━━━ GIVEN ENTRIES ━━━

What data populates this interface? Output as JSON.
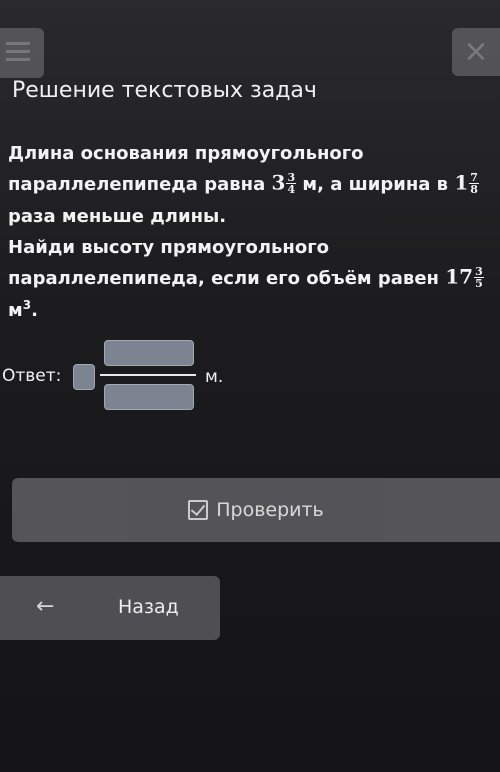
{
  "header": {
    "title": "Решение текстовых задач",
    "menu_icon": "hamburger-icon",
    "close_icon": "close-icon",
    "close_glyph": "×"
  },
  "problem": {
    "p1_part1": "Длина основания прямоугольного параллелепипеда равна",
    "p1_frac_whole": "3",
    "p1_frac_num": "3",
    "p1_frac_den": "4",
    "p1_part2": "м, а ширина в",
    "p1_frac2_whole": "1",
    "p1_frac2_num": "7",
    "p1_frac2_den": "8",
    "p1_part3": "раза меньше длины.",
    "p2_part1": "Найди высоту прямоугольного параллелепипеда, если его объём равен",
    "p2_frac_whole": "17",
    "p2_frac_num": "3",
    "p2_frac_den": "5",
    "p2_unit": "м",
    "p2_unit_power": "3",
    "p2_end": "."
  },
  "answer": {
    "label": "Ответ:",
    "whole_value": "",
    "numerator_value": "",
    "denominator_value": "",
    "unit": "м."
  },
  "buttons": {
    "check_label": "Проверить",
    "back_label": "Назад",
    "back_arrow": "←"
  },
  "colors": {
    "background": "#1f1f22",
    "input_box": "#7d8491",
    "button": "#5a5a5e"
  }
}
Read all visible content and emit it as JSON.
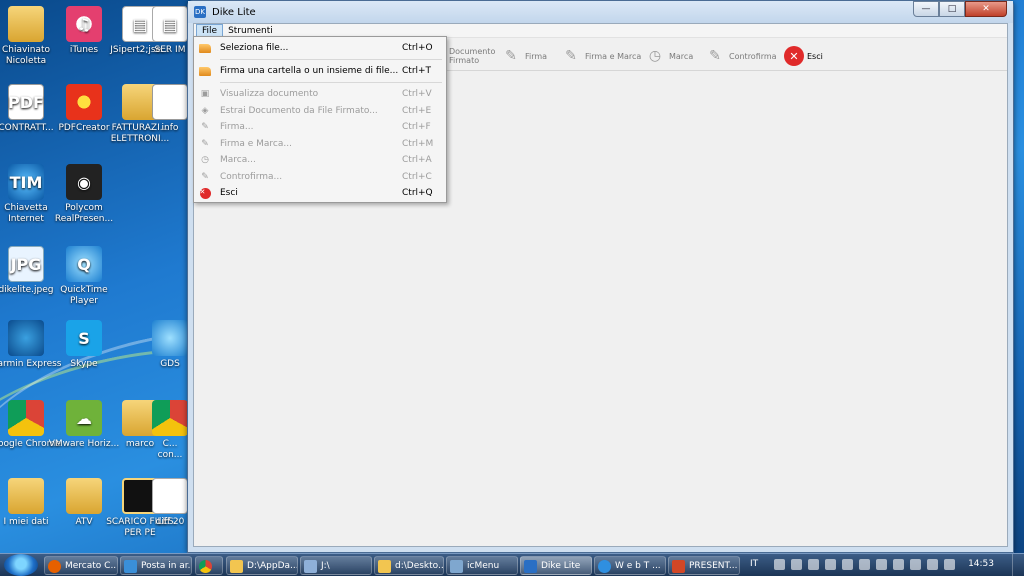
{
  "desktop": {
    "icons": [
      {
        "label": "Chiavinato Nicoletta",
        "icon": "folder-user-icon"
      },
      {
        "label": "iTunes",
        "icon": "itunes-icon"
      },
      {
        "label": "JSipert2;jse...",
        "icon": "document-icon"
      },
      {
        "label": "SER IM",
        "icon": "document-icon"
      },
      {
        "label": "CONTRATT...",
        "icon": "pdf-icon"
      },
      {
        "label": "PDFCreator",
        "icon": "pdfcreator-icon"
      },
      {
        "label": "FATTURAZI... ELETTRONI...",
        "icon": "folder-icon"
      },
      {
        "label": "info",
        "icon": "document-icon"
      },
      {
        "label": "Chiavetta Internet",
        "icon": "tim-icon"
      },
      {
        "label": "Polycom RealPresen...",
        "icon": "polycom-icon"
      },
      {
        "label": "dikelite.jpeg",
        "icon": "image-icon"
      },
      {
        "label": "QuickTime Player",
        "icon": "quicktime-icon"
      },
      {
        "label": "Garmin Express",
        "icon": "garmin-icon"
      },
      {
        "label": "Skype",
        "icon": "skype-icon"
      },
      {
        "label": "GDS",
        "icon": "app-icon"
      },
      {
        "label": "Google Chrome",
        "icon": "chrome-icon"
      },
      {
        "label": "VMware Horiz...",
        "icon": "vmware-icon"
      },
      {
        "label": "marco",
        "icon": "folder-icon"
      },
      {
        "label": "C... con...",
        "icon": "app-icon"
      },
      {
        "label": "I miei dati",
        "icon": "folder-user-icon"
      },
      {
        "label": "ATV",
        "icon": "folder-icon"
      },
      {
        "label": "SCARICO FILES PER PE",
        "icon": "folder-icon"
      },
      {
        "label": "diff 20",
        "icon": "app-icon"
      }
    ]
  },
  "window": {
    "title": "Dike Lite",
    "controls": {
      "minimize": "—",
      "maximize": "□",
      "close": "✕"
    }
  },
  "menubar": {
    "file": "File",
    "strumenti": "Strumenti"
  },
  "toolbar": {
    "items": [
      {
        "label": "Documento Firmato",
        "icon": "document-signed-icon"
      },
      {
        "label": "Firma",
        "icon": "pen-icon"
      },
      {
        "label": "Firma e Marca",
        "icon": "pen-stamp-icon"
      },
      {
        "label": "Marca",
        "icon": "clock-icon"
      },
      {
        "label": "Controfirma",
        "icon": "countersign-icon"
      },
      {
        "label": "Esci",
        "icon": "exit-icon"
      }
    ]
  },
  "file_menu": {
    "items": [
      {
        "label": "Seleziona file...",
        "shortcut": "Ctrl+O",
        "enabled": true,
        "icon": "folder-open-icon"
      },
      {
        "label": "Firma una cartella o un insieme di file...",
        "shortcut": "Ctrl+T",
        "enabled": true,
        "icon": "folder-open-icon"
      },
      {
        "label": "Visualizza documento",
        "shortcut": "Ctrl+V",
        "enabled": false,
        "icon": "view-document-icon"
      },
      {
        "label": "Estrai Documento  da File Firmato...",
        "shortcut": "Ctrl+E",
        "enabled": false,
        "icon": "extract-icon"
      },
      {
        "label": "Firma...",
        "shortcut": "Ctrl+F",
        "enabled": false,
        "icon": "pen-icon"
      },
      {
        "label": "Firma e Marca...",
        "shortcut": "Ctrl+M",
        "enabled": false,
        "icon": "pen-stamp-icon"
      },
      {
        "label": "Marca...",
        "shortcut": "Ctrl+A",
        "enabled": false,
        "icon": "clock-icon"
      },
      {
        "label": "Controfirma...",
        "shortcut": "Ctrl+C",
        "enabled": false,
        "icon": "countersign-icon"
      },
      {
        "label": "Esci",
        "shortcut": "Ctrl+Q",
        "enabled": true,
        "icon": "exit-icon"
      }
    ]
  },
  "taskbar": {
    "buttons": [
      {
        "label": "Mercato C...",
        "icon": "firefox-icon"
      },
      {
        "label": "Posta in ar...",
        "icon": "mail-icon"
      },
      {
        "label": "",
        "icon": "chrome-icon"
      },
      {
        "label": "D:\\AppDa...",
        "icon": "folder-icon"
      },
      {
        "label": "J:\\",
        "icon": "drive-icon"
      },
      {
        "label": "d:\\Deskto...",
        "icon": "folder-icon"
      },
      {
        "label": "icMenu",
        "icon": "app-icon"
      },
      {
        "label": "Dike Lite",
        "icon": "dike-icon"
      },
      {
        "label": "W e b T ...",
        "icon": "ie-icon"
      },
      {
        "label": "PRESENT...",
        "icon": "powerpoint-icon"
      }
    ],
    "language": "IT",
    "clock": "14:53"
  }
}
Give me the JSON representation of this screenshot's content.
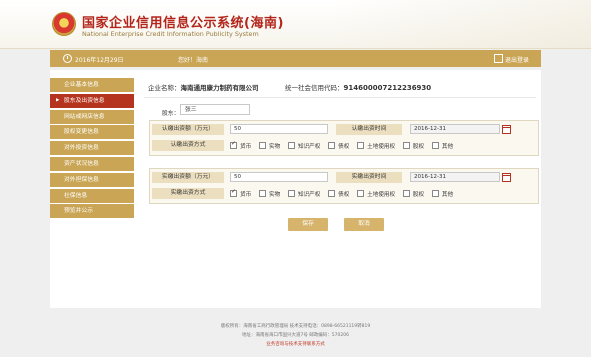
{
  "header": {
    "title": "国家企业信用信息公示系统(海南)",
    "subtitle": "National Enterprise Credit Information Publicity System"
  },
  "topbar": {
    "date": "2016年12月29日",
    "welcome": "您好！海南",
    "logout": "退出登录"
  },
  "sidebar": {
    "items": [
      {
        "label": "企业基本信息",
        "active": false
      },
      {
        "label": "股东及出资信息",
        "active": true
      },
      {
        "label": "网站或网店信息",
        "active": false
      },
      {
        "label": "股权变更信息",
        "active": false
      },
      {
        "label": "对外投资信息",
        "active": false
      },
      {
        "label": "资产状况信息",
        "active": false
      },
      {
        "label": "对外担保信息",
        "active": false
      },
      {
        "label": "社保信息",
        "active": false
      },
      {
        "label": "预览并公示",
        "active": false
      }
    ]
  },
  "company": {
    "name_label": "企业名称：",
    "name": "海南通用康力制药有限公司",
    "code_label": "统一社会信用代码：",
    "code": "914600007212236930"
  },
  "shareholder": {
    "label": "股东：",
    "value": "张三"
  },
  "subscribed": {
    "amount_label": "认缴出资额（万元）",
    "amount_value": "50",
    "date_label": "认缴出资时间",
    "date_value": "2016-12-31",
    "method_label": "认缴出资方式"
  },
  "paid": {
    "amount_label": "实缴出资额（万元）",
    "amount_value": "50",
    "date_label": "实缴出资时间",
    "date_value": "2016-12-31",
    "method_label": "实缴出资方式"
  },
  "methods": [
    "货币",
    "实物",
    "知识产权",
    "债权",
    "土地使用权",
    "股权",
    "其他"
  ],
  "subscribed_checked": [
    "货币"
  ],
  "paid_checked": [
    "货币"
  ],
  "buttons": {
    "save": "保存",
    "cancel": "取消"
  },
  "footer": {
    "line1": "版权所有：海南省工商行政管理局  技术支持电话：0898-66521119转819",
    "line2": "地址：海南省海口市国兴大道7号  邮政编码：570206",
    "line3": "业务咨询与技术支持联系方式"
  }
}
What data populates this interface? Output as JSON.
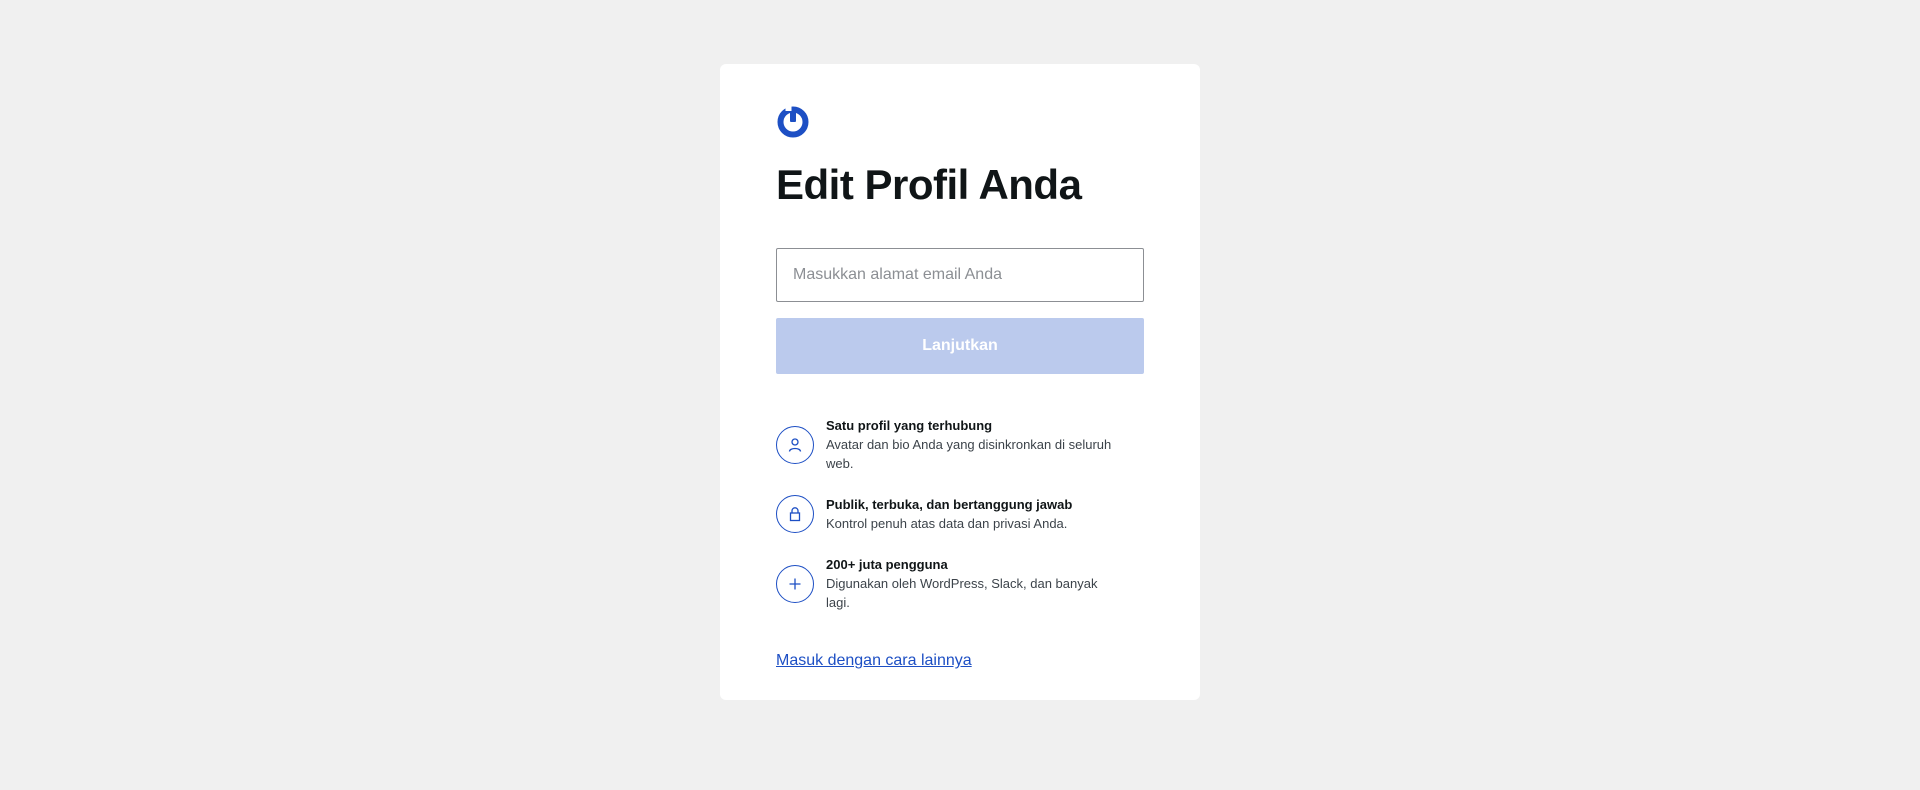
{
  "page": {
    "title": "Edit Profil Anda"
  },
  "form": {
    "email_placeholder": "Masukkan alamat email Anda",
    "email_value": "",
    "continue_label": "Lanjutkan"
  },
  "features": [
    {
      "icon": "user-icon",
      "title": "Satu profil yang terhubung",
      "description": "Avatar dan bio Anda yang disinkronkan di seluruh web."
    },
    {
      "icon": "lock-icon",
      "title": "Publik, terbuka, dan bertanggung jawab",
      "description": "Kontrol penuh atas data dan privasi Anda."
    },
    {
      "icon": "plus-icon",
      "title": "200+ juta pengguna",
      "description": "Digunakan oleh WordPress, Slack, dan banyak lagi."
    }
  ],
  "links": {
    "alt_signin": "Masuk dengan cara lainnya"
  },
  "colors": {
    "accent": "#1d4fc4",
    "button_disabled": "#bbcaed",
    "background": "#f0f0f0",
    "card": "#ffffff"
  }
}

━━━

• _EXERCISE DIRECTIONS_
Check each line of the entries above, and show every one holding the word "background".

• _CORRECT RESPONSE_
    "background": "#1f1f22",
    "background": "#f0f0f0",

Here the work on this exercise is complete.